:: Listed entries

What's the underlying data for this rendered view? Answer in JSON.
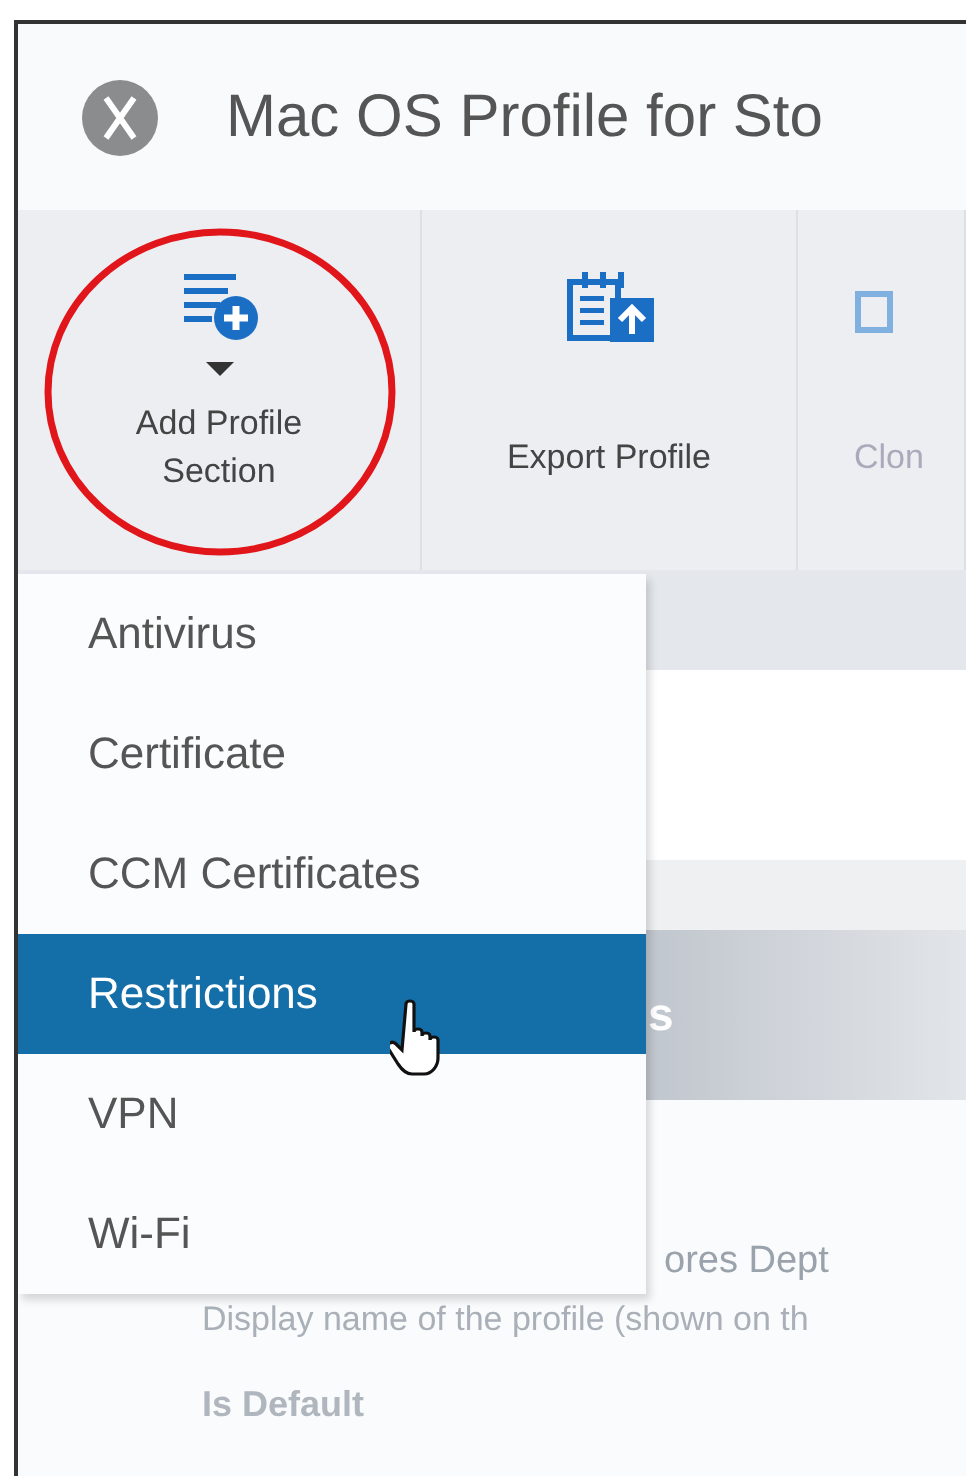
{
  "window": {
    "title": "Mac OS Profile for Sto"
  },
  "toolbar": [
    {
      "label": "Add Profile Section",
      "kind": "add-section",
      "circled": true
    },
    {
      "label": "Export Profile",
      "kind": "export",
      "circled": false
    },
    {
      "label": "Clon",
      "kind": "clone",
      "circled": false
    }
  ],
  "menu": [
    {
      "label": "Antivirus",
      "selected": false
    },
    {
      "label": "Certificate",
      "selected": false
    },
    {
      "label": "CCM Certificates",
      "selected": false
    },
    {
      "label": "Restrictions",
      "selected": true
    },
    {
      "label": "VPN",
      "selected": false
    },
    {
      "label": "Wi-Fi",
      "selected": false
    }
  ],
  "form": {
    "header": "s",
    "rows": [
      {
        "kind": "value",
        "text": "ores Dept"
      },
      {
        "kind": "hint",
        "text": "Display name of the profile (shown on th"
      },
      {
        "kind": "label",
        "text": "Is Default"
      }
    ]
  }
}
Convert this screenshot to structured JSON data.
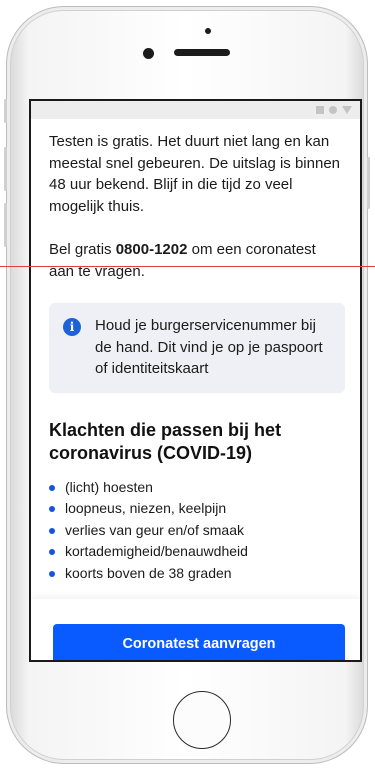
{
  "content": {
    "intro_text": "Testen is gratis. Het duurt niet lang en kan meestal snel gebeuren. De uitslag is binnen 48 uur bekend. Blijf in die tijd zo veel mogelijk thuis.",
    "call_prefix": "Bel gratis ",
    "call_number": "0800-1202",
    "call_suffix": " om een coronatest aan te vragen.",
    "info_box": {
      "icon": "info-icon",
      "text": "Houd je burgerservicenummer bij de hand. Dit vind je op je paspoort of identiteitskaart"
    },
    "symptoms_title": "Klachten die passen bij het coronavirus (COVID-19)",
    "symptoms": [
      "(licht) hoesten",
      "loopneus, niezen, keelpijn",
      "verlies van geur en/of smaak",
      "kortademigheid/benauwdheid",
      "koorts boven de 38 graden"
    ]
  },
  "actions": {
    "primary_button_label": "Coronatest aanvragen"
  },
  "colors": {
    "accent": "#0a5bff",
    "bullet": "#1552e6",
    "info_box_bg": "#eef0f5",
    "guide_line": "#e0413a"
  }
}
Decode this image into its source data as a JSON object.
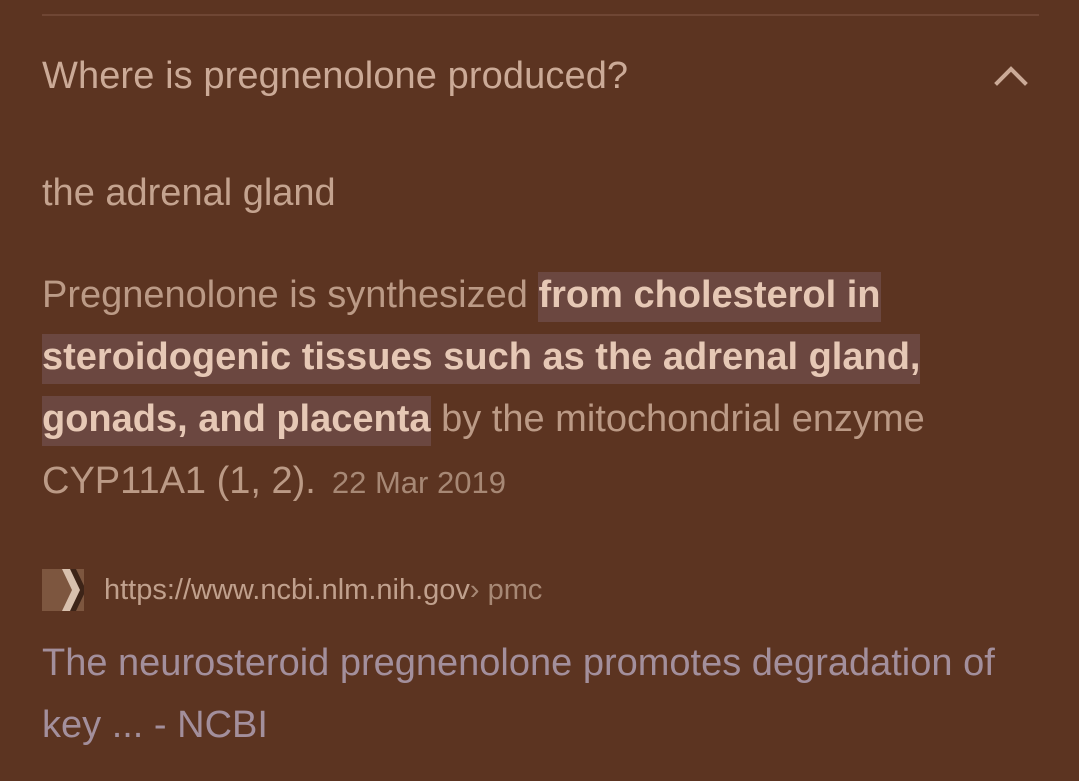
{
  "faq": {
    "question": "Where is pregnenolone produced?",
    "expanded": true,
    "toggle_icon": "chevron-up-icon",
    "short_answer": "the adrenal gland",
    "snippet": {
      "before": "Pregnenolone is synthesized ",
      "highlight": "from cholesterol in steroidogenic tissues such as the adrenal gland, gonads, and placenta",
      "after": " by the mitochondrial enzyme CYP11A1 (1, 2).",
      "date": "22 Mar 2019"
    },
    "source": {
      "favicon": "ncbi-favicon",
      "url": "https://www.ncbi.nlm.nih.gov",
      "path": " › pmc",
      "title": "The neurosteroid pregnenolone promotes degradation of key ... - NCBI"
    }
  },
  "colors": {
    "background": "#5c3421",
    "highlight_bg": "#6b4740",
    "link": "#a38f9c"
  }
}
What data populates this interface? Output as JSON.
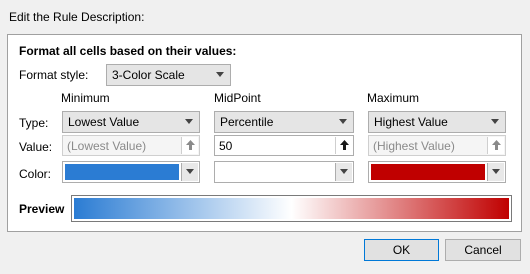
{
  "dialog": {
    "section_label": "Edit the Rule Description:",
    "heading": "Format all cells based on their values:",
    "format_style_label": "Format style:",
    "format_style_value": "3-Color Scale",
    "row_labels": {
      "type": "Type:",
      "value": "Value:",
      "color": "Color:"
    },
    "columns": [
      {
        "header": "Minimum",
        "type": "Lowest Value",
        "value": "(Lowest Value)",
        "value_disabled": true,
        "color": "#2b7cd3"
      },
      {
        "header": "MidPoint",
        "type": "Percentile",
        "value": "50",
        "value_disabled": false,
        "color": "#ffffff"
      },
      {
        "header": "Maximum",
        "type": "Highest Value",
        "value": "(Highest Value)",
        "value_disabled": true,
        "color": "#c00000"
      }
    ],
    "preview_label": "Preview",
    "ok_label": "OK",
    "cancel_label": "Cancel"
  }
}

::::

Your assignment:
The answer must repeat every record exactly, with all pictures left out.

Response box:
What's the underlying data for this rendered view? Answer in JSON.
{
  "window": {
    "title": "Mac OS Profile for Sto"
  },
  "toolbar": [
    {
      "label": "Add Profile Section",
      "kind": "add-section",
      "circled": true
    },
    {
      "label": "Export Profile",
      "kind": "export",
      "circled": false
    },
    {
      "label": "Clon",
      "kind": "clone",
      "circled": false
    }
  ],
  "menu": [
    {
      "label": "Antivirus",
      "selected": false
    },
    {
      "label": "Certificate",
      "selected": false
    },
    {
      "label": "CCM Certificates",
      "selected": false
    },
    {
      "label": "Restrictions",
      "selected": true
    },
    {
      "label": "VPN",
      "selected": false
    },
    {
      "label": "Wi-Fi",
      "selected": false
    }
  ],
  "form": {
    "header": "s",
    "rows": [
      {
        "kind": "value",
        "text": "ores Dept"
      },
      {
        "kind": "hint",
        "text": "Display name of the profile (shown on th"
      },
      {
        "kind": "label",
        "text": "Is Default"
      }
    ]
  }
}
Convert this screenshot to structured JSON data.
{
  "content": {
    "intro_text": "Testen is gratis. Het duurt niet lang en kan meestal snel gebeuren. De uitslag is binnen 48 uur bekend. Blijf in die tijd zo veel mogelijk thuis.",
    "call_prefix": "Bel gratis ",
    "call_number": "0800-1202",
    "call_suffix": " om een coronatest aan te vragen.",
    "info_box": {
      "icon": "info-icon",
      "text": "Houd je burgerservicenummer bij de hand. Dit vind je op je paspoort of identiteitskaart"
    },
    "symptoms_title": "Klachten die passen bij het coronavirus (COVID-19)",
    "symptoms": [
      "(licht) hoesten",
      "loopneus, niezen, keelpijn",
      "verlies van geur en/of smaak",
      "kortademigheid/benauwdheid",
      "koorts boven de 38 graden"
    ]
  },
  "actions": {
    "primary_button_label": "Coronatest aanvragen"
  },
  "colors": {
    "accent": "#0a5bff",
    "bullet": "#1552e6",
    "info_box_bg": "#eef0f5",
    "guide_line": "#e0413a"
  }
}
Decode this image into its source data as a JSON object.
{
  "faq": {
    "question": "Where is pregnenolone produced?",
    "expanded": true,
    "toggle_icon": "chevron-up-icon",
    "short_answer": "the adrenal gland",
    "snippet": {
      "before": "Pregnenolone is synthesized ",
      "highlight": "from cholesterol in steroidogenic tissues such as the adrenal gland, gonads, and placenta",
      "after": " by the mitochondrial enzyme CYP11A1 (1, 2).",
      "date": "22 Mar 2019"
    },
    "source": {
      "favicon": "ncbi-favicon",
      "url": "https://www.ncbi.nlm.nih.gov",
      "path": " › pmc",
      "title": "The neurosteroid pregnenolone promotes degradation of key ... - NCBI"
    }
  },
  "colors": {
    "background": "#5c3421",
    "highlight_bg": "#6b4740",
    "link": "#a38f9c"
  }
}
What data populates this interface? Output as JSON.
{
  "dialog": {
    "section_label": "Edit the Rule Description:",
    "heading": "Format all cells based on their values:",
    "format_style_label": "Format style:",
    "format_style_value": "3-Color Scale",
    "row_labels": {
      "type": "Type:",
      "value": "Value:",
      "color": "Color:"
    },
    "columns": [
      {
        "header": "Minimum",
        "type": "Lowest Value",
        "value": "(Lowest Value)",
        "value_disabled": true,
        "color": "#2b7cd3"
      },
      {
        "header": "MidPoint",
        "type": "Percentile",
        "value": "50",
        "value_disabled": false,
        "color": "#ffffff"
      },
      {
        "header": "Maximum",
        "type": "Highest Value",
        "value": "(Highest Value)",
        "value_disabled": true,
        "color": "#c00000"
      }
    ],
    "preview_label": "Preview",
    "ok_label": "OK",
    "cancel_label": "Cancel"
  }
}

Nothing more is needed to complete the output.